• [REQUEST]: Provide the data again in its entirety, exactly as given.

+ + + + +

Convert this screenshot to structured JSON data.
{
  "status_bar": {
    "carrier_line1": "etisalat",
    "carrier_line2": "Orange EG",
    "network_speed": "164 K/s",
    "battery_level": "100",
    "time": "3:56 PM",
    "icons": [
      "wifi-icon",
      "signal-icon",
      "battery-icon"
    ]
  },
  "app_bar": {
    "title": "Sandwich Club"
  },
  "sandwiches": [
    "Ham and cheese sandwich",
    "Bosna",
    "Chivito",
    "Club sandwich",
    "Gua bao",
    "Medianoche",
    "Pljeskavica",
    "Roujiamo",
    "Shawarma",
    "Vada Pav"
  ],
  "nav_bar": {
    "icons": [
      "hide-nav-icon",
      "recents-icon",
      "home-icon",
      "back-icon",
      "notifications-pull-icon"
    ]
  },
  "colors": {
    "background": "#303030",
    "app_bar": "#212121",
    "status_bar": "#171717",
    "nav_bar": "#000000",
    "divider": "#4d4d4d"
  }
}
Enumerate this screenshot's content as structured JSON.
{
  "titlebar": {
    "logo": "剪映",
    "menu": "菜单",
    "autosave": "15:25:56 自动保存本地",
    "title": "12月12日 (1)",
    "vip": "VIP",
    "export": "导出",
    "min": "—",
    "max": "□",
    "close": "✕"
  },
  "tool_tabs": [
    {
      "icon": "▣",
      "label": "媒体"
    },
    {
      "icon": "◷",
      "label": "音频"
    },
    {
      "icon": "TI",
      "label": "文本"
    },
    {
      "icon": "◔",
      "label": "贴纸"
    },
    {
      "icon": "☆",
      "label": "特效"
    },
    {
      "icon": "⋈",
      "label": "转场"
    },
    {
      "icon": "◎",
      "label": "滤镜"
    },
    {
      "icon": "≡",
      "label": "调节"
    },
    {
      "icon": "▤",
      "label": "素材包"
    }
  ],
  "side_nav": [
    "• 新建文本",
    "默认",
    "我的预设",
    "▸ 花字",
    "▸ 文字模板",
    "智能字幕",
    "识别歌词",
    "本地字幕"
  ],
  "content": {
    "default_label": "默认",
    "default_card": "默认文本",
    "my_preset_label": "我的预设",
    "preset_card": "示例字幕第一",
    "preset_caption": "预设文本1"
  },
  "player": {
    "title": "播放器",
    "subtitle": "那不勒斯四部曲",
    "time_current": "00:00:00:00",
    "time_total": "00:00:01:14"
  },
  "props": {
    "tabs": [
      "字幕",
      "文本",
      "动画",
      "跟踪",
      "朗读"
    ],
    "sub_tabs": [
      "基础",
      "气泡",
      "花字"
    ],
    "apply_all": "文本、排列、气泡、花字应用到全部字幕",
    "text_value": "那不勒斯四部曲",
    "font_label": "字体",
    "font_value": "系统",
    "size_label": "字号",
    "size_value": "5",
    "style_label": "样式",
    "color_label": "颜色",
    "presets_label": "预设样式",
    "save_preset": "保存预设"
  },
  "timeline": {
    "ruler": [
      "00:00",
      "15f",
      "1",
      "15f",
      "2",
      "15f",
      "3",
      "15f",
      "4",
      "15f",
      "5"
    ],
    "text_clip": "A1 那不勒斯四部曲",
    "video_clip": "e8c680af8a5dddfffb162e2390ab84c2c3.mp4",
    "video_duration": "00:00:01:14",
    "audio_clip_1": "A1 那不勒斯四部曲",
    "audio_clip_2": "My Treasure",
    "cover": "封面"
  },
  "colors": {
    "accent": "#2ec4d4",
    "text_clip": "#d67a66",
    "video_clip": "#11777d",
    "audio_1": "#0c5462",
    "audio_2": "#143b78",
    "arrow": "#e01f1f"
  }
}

+ + + + +

• [THE SOLUTION]:
Convert this screenshot to structured JSON data.
{
  "status_bar": {
    "carrier_line1": "etisalat",
    "carrier_line2": "Orange EG",
    "network_speed": "164 K/s",
    "battery_level": "100",
    "time": "3:56 PM",
    "icons": [
      "wifi-icon",
      "signal-icon",
      "battery-icon"
    ]
  },
  "app_bar": {
    "title": "Sandwich Club"
  },
  "sandwiches": [
    "Ham and cheese sandwich",
    "Bosna",
    "Chivito",
    "Club sandwich",
    "Gua bao",
    "Medianoche",
    "Pljeskavica",
    "Roujiamo",
    "Shawarma",
    "Vada Pav"
  ],
  "nav_bar": {
    "icons": [
      "hide-nav-icon",
      "recents-icon",
      "home-icon",
      "back-icon",
      "notifications-pull-icon"
    ]
  },
  "colors": {
    "background": "#303030",
    "app_bar": "#212121",
    "status_bar": "#171717",
    "nav_bar": "#000000",
    "divider": "#4d4d4d"
  }
}
Enumerate this screenshot's content as structured JSON.
{
  "titlebar": {
    "logo": "剪映",
    "menu": "菜单",
    "autosave": "15:25:56 自动保存本地",
    "title": "12月12日 (1)",
    "vip": "VIP",
    "export": "导出",
    "min": "—",
    "max": "□",
    "close": "✕"
  },
  "tool_tabs": [
    {
      "icon": "▣",
      "label": "媒体"
    },
    {
      "icon": "◷",
      "label": "音频"
    },
    {
      "icon": "TI",
      "label": "文本"
    },
    {
      "icon": "◔",
      "label": "贴纸"
    },
    {
      "icon": "☆",
      "label": "特效"
    },
    {
      "icon": "⋈",
      "label": "转场"
    },
    {
      "icon": "◎",
      "label": "滤镜"
    },
    {
      "icon": "≡",
      "label": "调节"
    },
    {
      "icon": "▤",
      "label": "素材包"
    }
  ],
  "side_nav": [
    "• 新建文本",
    "默认",
    "我的预设",
    "▸ 花字",
    "▸ 文字模板",
    "智能字幕",
    "识别歌词",
    "本地字幕"
  ],
  "content": {
    "default_label": "默认",
    "default_card": "默认文本",
    "my_preset_label": "我的预设",
    "preset_card": "示例字幕第一",
    "preset_caption": "预设文本1"
  },
  "player": {
    "title": "播放器",
    "subtitle": "那不勒斯四部曲",
    "time_current": "00:00:00:00",
    "time_total": "00:00:01:14"
  },
  "props": {
    "tabs": [
      "字幕",
      "文本",
      "动画",
      "跟踪",
      "朗读"
    ],
    "sub_tabs": [
      "基础",
      "气泡",
      "花字"
    ],
    "apply_all": "文本、排列、气泡、花字应用到全部字幕",
    "text_value": "那不勒斯四部曲",
    "font_label": "字体",
    "font_value": "系统",
    "size_label": "字号",
    "size_value": "5",
    "style_label": "样式",
    "color_label": "颜色",
    "presets_label": "预设样式",
    "save_preset": "保存预设"
  },
  "timeline": {
    "ruler": [
      "00:00",
      "15f",
      "1",
      "15f",
      "2",
      "15f",
      "3",
      "15f",
      "4",
      "15f",
      "5"
    ],
    "text_clip": "A1 那不勒斯四部曲",
    "video_clip": "e8c680af8a5dddfffb162e2390ab84c2c3.mp4",
    "video_duration": "00:00:01:14",
    "audio_clip_1": "A1 那不勒斯四部曲",
    "audio_clip_2": "My Treasure",
    "cover": "封面"
  },
  "colors": {
    "accent": "#2ec4d4",
    "text_clip": "#d67a66",
    "video_clip": "#11777d",
    "audio_1": "#0c5462",
    "audio_2": "#143b78",
    "arrow": "#e01f1f"
  }
}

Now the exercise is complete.